__ABOUT THIS EXERCISE__
Exactly as they stand, set down all of the records again.
====
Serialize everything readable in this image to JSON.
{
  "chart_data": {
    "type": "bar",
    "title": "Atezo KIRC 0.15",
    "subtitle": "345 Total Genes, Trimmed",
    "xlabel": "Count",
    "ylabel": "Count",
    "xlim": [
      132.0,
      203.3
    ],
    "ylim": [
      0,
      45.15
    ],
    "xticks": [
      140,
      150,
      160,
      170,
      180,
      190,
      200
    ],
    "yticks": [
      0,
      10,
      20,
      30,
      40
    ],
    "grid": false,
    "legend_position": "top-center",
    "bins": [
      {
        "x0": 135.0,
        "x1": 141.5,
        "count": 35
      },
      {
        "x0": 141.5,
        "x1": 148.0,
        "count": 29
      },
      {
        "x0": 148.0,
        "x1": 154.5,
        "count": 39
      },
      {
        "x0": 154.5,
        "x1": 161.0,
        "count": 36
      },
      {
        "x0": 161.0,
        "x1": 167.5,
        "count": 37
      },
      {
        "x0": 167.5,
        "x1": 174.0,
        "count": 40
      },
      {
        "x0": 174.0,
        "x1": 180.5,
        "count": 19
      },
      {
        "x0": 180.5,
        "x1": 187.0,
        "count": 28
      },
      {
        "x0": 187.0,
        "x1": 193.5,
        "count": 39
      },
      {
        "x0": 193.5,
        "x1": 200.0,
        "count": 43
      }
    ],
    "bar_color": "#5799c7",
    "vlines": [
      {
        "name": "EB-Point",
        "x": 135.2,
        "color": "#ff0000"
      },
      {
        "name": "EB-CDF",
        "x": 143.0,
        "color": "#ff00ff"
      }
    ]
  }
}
====
__TASK RESULT__
Serialize everything readable in this image to JSON.
{
  "chart_data": {
    "type": "bar",
    "title": "Atezo KIRC 0.15",
    "subtitle": "345 Total Genes, Trimmed",
    "xlabel": "Count",
    "ylabel": "Count",
    "xlim": [
      132.0,
      203.3
    ],
    "ylim": [
      0,
      45.15
    ],
    "xticks": [
      140,
      150,
      160,
      170,
      180,
      190,
      200
    ],
    "yticks": [
      0,
      10,
      20,
      30,
      40
    ],
    "grid": false,
    "legend_position": "top-center",
    "bins": [
      {
        "x0": 135.0,
        "x1": 141.5,
        "count": 35
      },
      {
        "x0": 141.5,
        "x1": 148.0,
        "count": 29
      },
      {
        "x0": 148.0,
        "x1": 154.5,
        "count": 39
      },
      {
        "x0": 154.5,
        "x1": 161.0,
        "count": 36
      },
      {
        "x0": 161.0,
        "x1": 167.5,
        "count": 37
      },
      {
        "x0": 167.5,
        "x1": 174.0,
        "count": 40
      },
      {
        "x0": 174.0,
        "x1": 180.5,
        "count": 19
      },
      {
        "x0": 180.5,
        "x1": 187.0,
        "count": 28
      },
      {
        "x0": 187.0,
        "x1": 193.5,
        "count": 39
      },
      {
        "x0": 193.5,
        "x1": 200.0,
        "count": 43
      }
    ],
    "bar_color": "#5799c7",
    "vlines": [
      {
        "name": "EB-Point",
        "x": 135.2,
        "color": "#ff0000"
      },
      {
        "name": "EB-CDF",
        "x": 143.0,
        "color": "#ff00ff"
      }
    ]
  }
}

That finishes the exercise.